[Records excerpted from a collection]
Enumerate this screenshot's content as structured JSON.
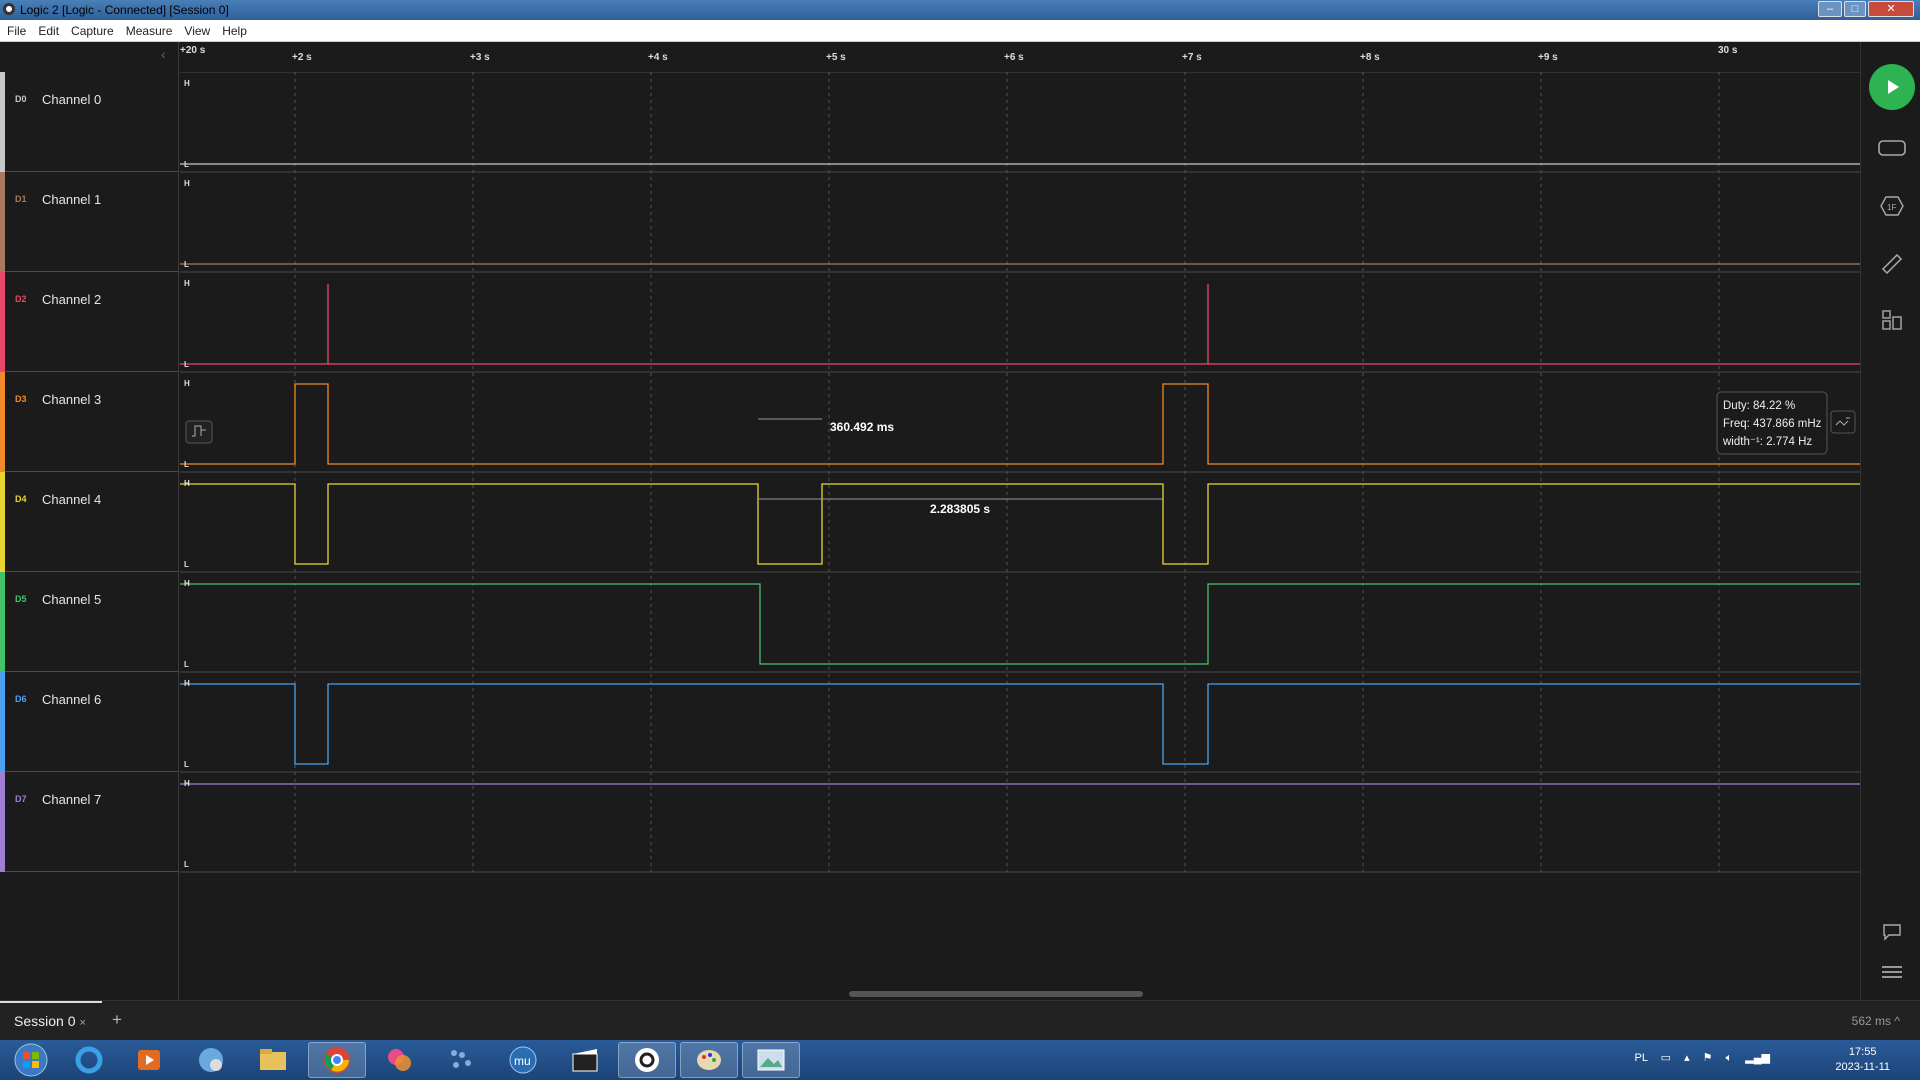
{
  "window": {
    "title": "Logic 2 [Logic - Connected] [Session 0]"
  },
  "menu": [
    "File",
    "Edit",
    "Capture",
    "Measure",
    "View",
    "Help"
  ],
  "ruler": {
    "start_label": "+20 s",
    "ticks": [
      "+2 s",
      "+3 s",
      "+4 s",
      "+5 s",
      "+6 s",
      "+7 s",
      "+8 s",
      "+9 s"
    ],
    "end_label": "30 s"
  },
  "channels": [
    {
      "id": "D0",
      "name": "Channel 0",
      "color": "#c8c8c8"
    },
    {
      "id": "D1",
      "name": "Channel 1",
      "color": "#a97a5e"
    },
    {
      "id": "D2",
      "name": "Channel 2",
      "color": "#e8476a"
    },
    {
      "id": "D3",
      "name": "Channel 3",
      "color": "#f08a2a"
    },
    {
      "id": "D4",
      "name": "Channel 4",
      "color": "#e8d532"
    },
    {
      "id": "D5",
      "name": "Channel 5",
      "color": "#44c26a"
    },
    {
      "id": "D6",
      "name": "Channel 6",
      "color": "#4aa3f0"
    },
    {
      "id": "D7",
      "name": "Channel 7",
      "color": "#9f7fd6"
    }
  ],
  "level_labels": {
    "high": "H",
    "low": "L"
  },
  "measurements": {
    "pulse_width": "360.492 ms",
    "period": "2.283805 s",
    "tooltip": {
      "duty": "Duty: 84.22 %",
      "freq": "Freq: 437.866 mHz",
      "width": "width⁻¹: 2.774 Hz"
    }
  },
  "session": {
    "tab_label": "Session 0",
    "close": "×",
    "add": "+",
    "zoom": "562 ms"
  },
  "taskbar": {
    "lang": "PL",
    "time": "17:55",
    "date": "2023-11-11"
  }
}
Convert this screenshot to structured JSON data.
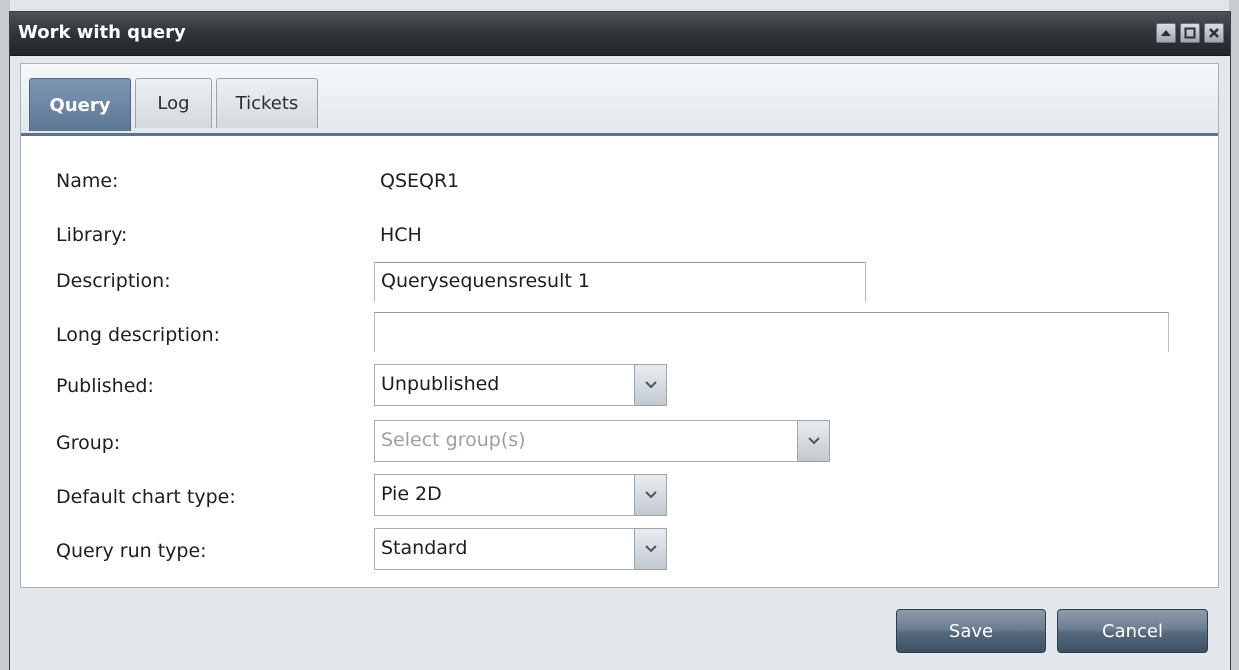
{
  "window": {
    "title": "Work with query",
    "controls": [
      "minimize-icon",
      "maximize-icon",
      "close-icon"
    ]
  },
  "tabs": [
    {
      "label": "Query",
      "active": true
    },
    {
      "label": "Log",
      "active": false
    },
    {
      "label": "Tickets",
      "active": false
    }
  ],
  "form": {
    "name": {
      "label": "Name:",
      "value": "QSEQR1"
    },
    "library": {
      "label": "Library:",
      "value": "HCH"
    },
    "description": {
      "label": "Description:",
      "value": "Querysequensresult 1"
    },
    "long_description": {
      "label": "Long description:",
      "value": ""
    },
    "published": {
      "label": "Published:",
      "value": "Unpublished"
    },
    "group": {
      "label": "Group:",
      "placeholder": "Select group(s)"
    },
    "default_chart_type": {
      "label": "Default chart type:",
      "value": "Pie 2D"
    },
    "query_run_type": {
      "label": "Query run type:",
      "value": "Standard"
    }
  },
  "buttons": {
    "save": "Save",
    "cancel": "Cancel"
  },
  "colors": {
    "titlebar": "#2f3439",
    "active_tab": "#6f89a6",
    "button": "#5d7084"
  }
}
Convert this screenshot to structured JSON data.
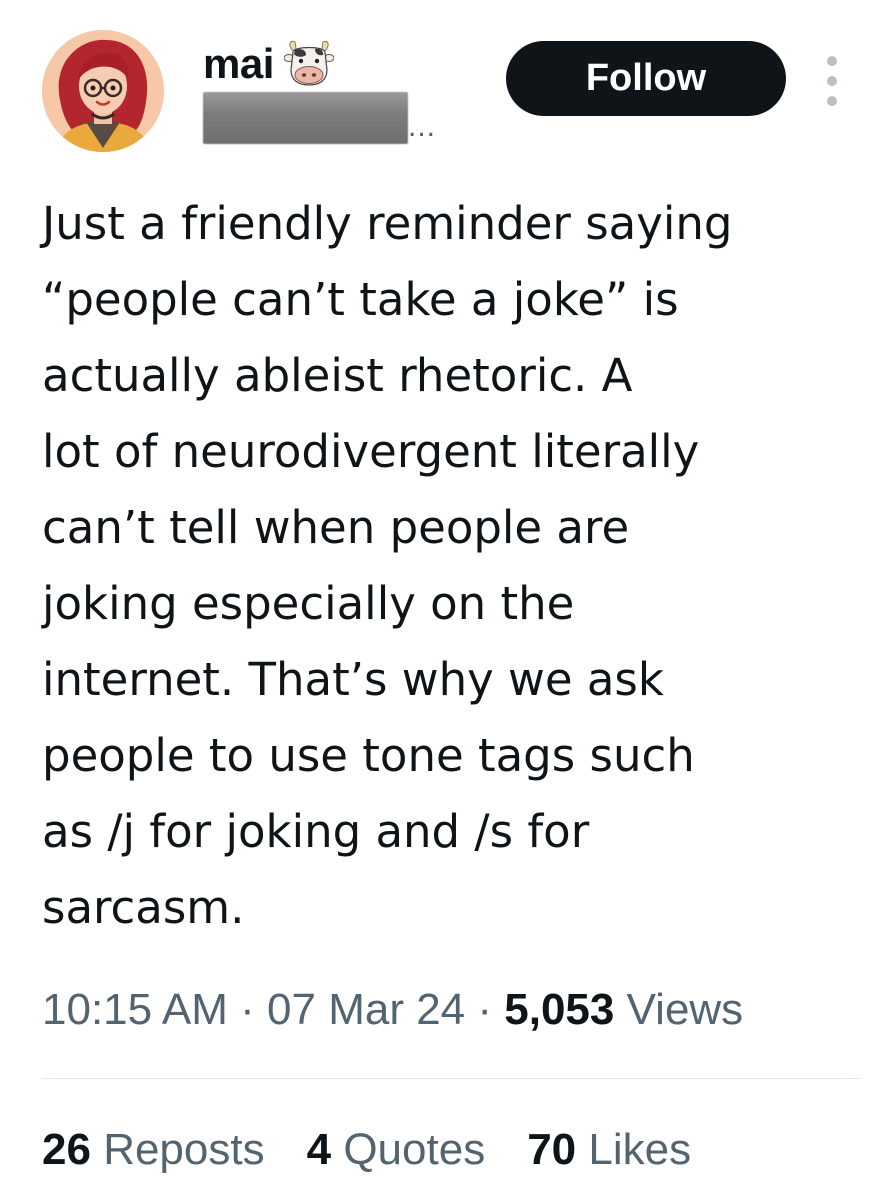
{
  "author": {
    "display_name": "mai",
    "name_emoji_icon": "cow-face-icon",
    "handle_ellipsis": "...",
    "avatar_icon": "cartoon-avatar-red-hair"
  },
  "header": {
    "follow_label": "Follow",
    "more_icon": "more-vertical-icon"
  },
  "tweet": {
    "lines": [
      "Just a friendly reminder saying",
      "“people can’t take a joke” is",
      "actually ableist rhetoric. A",
      "lot of neurodivergent literally",
      "can’t tell when people are",
      "joking especially on the",
      "internet. That’s why we ask",
      "people to use tone tags such",
      "as /j for joking and /s for",
      "sarcasm."
    ]
  },
  "meta": {
    "time": "10:15 AM",
    "separator": "·",
    "date": "07 Mar 24",
    "views_count": "5,053",
    "views_label": "Views"
  },
  "stats": {
    "reposts_count": "26",
    "reposts_label": "Reposts",
    "quotes_count": "4",
    "quotes_label": "Quotes",
    "likes_count": "70",
    "likes_label": "Likes"
  },
  "colors": {
    "text_primary": "#0f1419",
    "text_secondary": "#536471",
    "follow_bg": "#0f1419",
    "divider": "#e3e8ec"
  }
}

— What you need to do —
Pictures appear in the records above. Output everything except them, exactly.

— Written response —
Enumerate this screenshot's content as structured JSON.
{
  "window": {
    "title": "Logic 2 [Logic - Connected] [Session 0]"
  },
  "menu": [
    "File",
    "Edit",
    "Capture",
    "Measure",
    "View",
    "Help"
  ],
  "ruler": {
    "start_label": "+20 s",
    "ticks": [
      "+2 s",
      "+3 s",
      "+4 s",
      "+5 s",
      "+6 s",
      "+7 s",
      "+8 s",
      "+9 s"
    ],
    "end_label": "30 s"
  },
  "channels": [
    {
      "id": "D0",
      "name": "Channel 0",
      "color": "#c8c8c8"
    },
    {
      "id": "D1",
      "name": "Channel 1",
      "color": "#a97a5e"
    },
    {
      "id": "D2",
      "name": "Channel 2",
      "color": "#e8476a"
    },
    {
      "id": "D3",
      "name": "Channel 3",
      "color": "#f08a2a"
    },
    {
      "id": "D4",
      "name": "Channel 4",
      "color": "#e8d532"
    },
    {
      "id": "D5",
      "name": "Channel 5",
      "color": "#44c26a"
    },
    {
      "id": "D6",
      "name": "Channel 6",
      "color": "#4aa3f0"
    },
    {
      "id": "D7",
      "name": "Channel 7",
      "color": "#9f7fd6"
    }
  ],
  "level_labels": {
    "high": "H",
    "low": "L"
  },
  "measurements": {
    "pulse_width": "360.492 ms",
    "period": "2.283805 s",
    "tooltip": {
      "duty": "Duty: 84.22 %",
      "freq": "Freq: 437.866 mHz",
      "width": "width⁻¹: 2.774 Hz"
    }
  },
  "session": {
    "tab_label": "Session 0",
    "close": "×",
    "add": "+",
    "zoom": "562 ms"
  },
  "taskbar": {
    "lang": "PL",
    "time": "17:55",
    "date": "2023-11-11"
  }
}
Convert this screenshot to structured JSON data.
{
  "window": {
    "title": "Work with query",
    "controls": [
      "minimize-icon",
      "maximize-icon",
      "close-icon"
    ]
  },
  "tabs": [
    {
      "label": "Query",
      "active": true
    },
    {
      "label": "Log",
      "active": false
    },
    {
      "label": "Tickets",
      "active": false
    }
  ],
  "form": {
    "name": {
      "label": "Name:",
      "value": "QSEQR1"
    },
    "library": {
      "label": "Library:",
      "value": "HCH"
    },
    "description": {
      "label": "Description:",
      "value": "Querysequensresult 1"
    },
    "long_description": {
      "label": "Long description:",
      "value": ""
    },
    "published": {
      "label": "Published:",
      "value": "Unpublished"
    },
    "group": {
      "label": "Group:",
      "placeholder": "Select group(s)"
    },
    "default_chart_type": {
      "label": "Default chart type:",
      "value": "Pie 2D"
    },
    "query_run_type": {
      "label": "Query run type:",
      "value": "Standard"
    }
  },
  "buttons": {
    "save": "Save",
    "cancel": "Cancel"
  },
  "colors": {
    "titlebar": "#2f3439",
    "active_tab": "#6f89a6",
    "button": "#5d7084"
  }
}
Convert this screenshot to structured JSON data.
{
  "author": {
    "display_name": "mai",
    "name_emoji_icon": "cow-face-icon",
    "handle_ellipsis": "...",
    "avatar_icon": "cartoon-avatar-red-hair"
  },
  "header": {
    "follow_label": "Follow",
    "more_icon": "more-vertical-icon"
  },
  "tweet": {
    "lines": [
      "Just a friendly reminder saying",
      "“people can’t take a joke” is",
      "actually ableist rhetoric. A",
      "lot of neurodivergent literally",
      "can’t tell when people are",
      "joking especially on the",
      "internet. That’s why we ask",
      "people to use tone tags such",
      "as /j for joking and /s for",
      "sarcasm."
    ]
  },
  "meta": {
    "time": "10:15 AM",
    "separator": "·",
    "date": "07 Mar 24",
    "views_count": "5,053",
    "views_label": "Views"
  },
  "stats": {
    "reposts_count": "26",
    "reposts_label": "Reposts",
    "quotes_count": "4",
    "quotes_label": "Quotes",
    "likes_count": "70",
    "likes_label": "Likes"
  },
  "colors": {
    "text_primary": "#0f1419",
    "text_secondary": "#536471",
    "follow_bg": "#0f1419",
    "divider": "#e3e8ec"
  }
}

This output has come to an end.